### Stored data
-- Begin --
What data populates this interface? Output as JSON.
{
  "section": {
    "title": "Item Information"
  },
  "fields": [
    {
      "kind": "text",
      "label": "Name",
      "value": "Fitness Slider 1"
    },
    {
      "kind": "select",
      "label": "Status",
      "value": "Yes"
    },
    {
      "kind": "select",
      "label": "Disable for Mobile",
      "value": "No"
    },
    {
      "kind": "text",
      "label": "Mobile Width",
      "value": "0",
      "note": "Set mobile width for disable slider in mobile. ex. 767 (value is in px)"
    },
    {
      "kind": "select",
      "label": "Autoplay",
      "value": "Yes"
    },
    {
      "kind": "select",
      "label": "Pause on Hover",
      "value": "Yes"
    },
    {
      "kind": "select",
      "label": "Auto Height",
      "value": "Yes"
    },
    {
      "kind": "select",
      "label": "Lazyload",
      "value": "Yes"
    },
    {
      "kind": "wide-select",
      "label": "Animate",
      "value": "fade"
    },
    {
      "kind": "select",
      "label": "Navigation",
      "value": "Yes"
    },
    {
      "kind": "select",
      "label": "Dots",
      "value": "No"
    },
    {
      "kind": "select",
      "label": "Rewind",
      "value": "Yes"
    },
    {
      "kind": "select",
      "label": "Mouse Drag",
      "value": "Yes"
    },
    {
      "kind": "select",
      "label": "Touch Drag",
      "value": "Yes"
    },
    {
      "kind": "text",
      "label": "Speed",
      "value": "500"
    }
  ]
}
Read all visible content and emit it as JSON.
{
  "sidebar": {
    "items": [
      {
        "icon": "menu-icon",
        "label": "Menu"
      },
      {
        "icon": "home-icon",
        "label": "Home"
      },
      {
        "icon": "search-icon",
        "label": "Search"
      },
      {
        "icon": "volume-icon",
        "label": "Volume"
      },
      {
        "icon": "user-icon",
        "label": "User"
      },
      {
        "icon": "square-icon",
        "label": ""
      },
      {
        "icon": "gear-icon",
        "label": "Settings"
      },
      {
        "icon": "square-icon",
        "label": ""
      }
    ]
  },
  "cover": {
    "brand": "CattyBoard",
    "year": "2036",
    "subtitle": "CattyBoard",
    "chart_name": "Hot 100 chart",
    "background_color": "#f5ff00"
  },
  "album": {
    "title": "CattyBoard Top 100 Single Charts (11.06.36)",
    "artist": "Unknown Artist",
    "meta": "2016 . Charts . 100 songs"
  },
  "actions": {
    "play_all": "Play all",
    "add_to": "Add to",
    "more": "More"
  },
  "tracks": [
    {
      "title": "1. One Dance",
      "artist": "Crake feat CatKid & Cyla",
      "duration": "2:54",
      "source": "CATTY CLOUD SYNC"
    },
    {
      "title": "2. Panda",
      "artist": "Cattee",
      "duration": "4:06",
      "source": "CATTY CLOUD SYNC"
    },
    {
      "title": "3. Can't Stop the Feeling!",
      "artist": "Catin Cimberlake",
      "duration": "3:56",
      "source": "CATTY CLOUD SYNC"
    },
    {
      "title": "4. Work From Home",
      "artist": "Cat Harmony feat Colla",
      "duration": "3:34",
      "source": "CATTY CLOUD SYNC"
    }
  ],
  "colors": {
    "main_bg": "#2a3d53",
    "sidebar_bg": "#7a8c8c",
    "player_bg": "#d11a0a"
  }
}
-- End --
### Prompt
Please restate the whole listing word for word.

### Answer below
What data populates this interface? Output as JSON.
{
  "section": {
    "title": "Item Information"
  },
  "fields": [
    {
      "kind": "text",
      "label": "Name",
      "value": "Fitness Slider 1"
    },
    {
      "kind": "select",
      "label": "Status",
      "value": "Yes"
    },
    {
      "kind": "select",
      "label": "Disable for Mobile",
      "value": "No"
    },
    {
      "kind": "text",
      "label": "Mobile Width",
      "value": "0",
      "note": "Set mobile width for disable slider in mobile. ex. 767 (value is in px)"
    },
    {
      "kind": "select",
      "label": "Autoplay",
      "value": "Yes"
    },
    {
      "kind": "select",
      "label": "Pause on Hover",
      "value": "Yes"
    },
    {
      "kind": "select",
      "label": "Auto Height",
      "value": "Yes"
    },
    {
      "kind": "select",
      "label": "Lazyload",
      "value": "Yes"
    },
    {
      "kind": "wide-select",
      "label": "Animate",
      "value": "fade"
    },
    {
      "kind": "select",
      "label": "Navigation",
      "value": "Yes"
    },
    {
      "kind": "select",
      "label": "Dots",
      "value": "No"
    },
    {
      "kind": "select",
      "label": "Rewind",
      "value": "Yes"
    },
    {
      "kind": "select",
      "label": "Mouse Drag",
      "value": "Yes"
    },
    {
      "kind": "select",
      "label": "Touch Drag",
      "value": "Yes"
    },
    {
      "kind": "text",
      "label": "Speed",
      "value": "500"
    }
  ]
}
Read all visible content and emit it as JSON.
{
  "sidebar": {
    "items": [
      {
        "icon": "menu-icon",
        "label": "Menu"
      },
      {
        "icon": "home-icon",
        "label": "Home"
      },
      {
        "icon": "search-icon",
        "label": "Search"
      },
      {
        "icon": "volume-icon",
        "label": "Volume"
      },
      {
        "icon": "user-icon",
        "label": "User"
      },
      {
        "icon": "square-icon",
        "label": ""
      },
      {
        "icon": "gear-icon",
        "label": "Settings"
      },
      {
        "icon": "square-icon",
        "label": ""
      }
    ]
  },
  "cover": {
    "brand": "CattyBoard",
    "year": "2036",
    "subtitle": "CattyBoard",
    "chart_name": "Hot 100 chart",
    "background_color": "#f5ff00"
  },
  "album": {
    "title": "CattyBoard Top 100 Single Charts (11.06.36)",
    "artist": "Unknown Artist",
    "meta": "2016 . Charts . 100 songs"
  },
  "actions": {
    "play_all": "Play all",
    "add_to": "Add to",
    "more": "More"
  },
  "tracks": [
    {
      "title": "1. One Dance",
      "artist": "Crake feat CatKid & Cyla",
      "duration": "2:54",
      "source": "CATTY CLOUD SYNC"
    },
    {
      "title": "2. Panda",
      "artist": "Cattee",
      "duration": "4:06",
      "source": "CATTY CLOUD SYNC"
    },
    {
      "title": "3. Can't Stop the Feeling!",
      "artist": "Catin Cimberlake",
      "duration": "3:56",
      "source": "CATTY CLOUD SYNC"
    },
    {
      "title": "4. Work From Home",
      "artist": "Cat Harmony feat Colla",
      "duration": "3:34",
      "source": "CATTY CLOUD SYNC"
    }
  ],
  "colors": {
    "main_bg": "#2a3d53",
    "sidebar_bg": "#7a8c8c",
    "player_bg": "#d11a0a"
  }
}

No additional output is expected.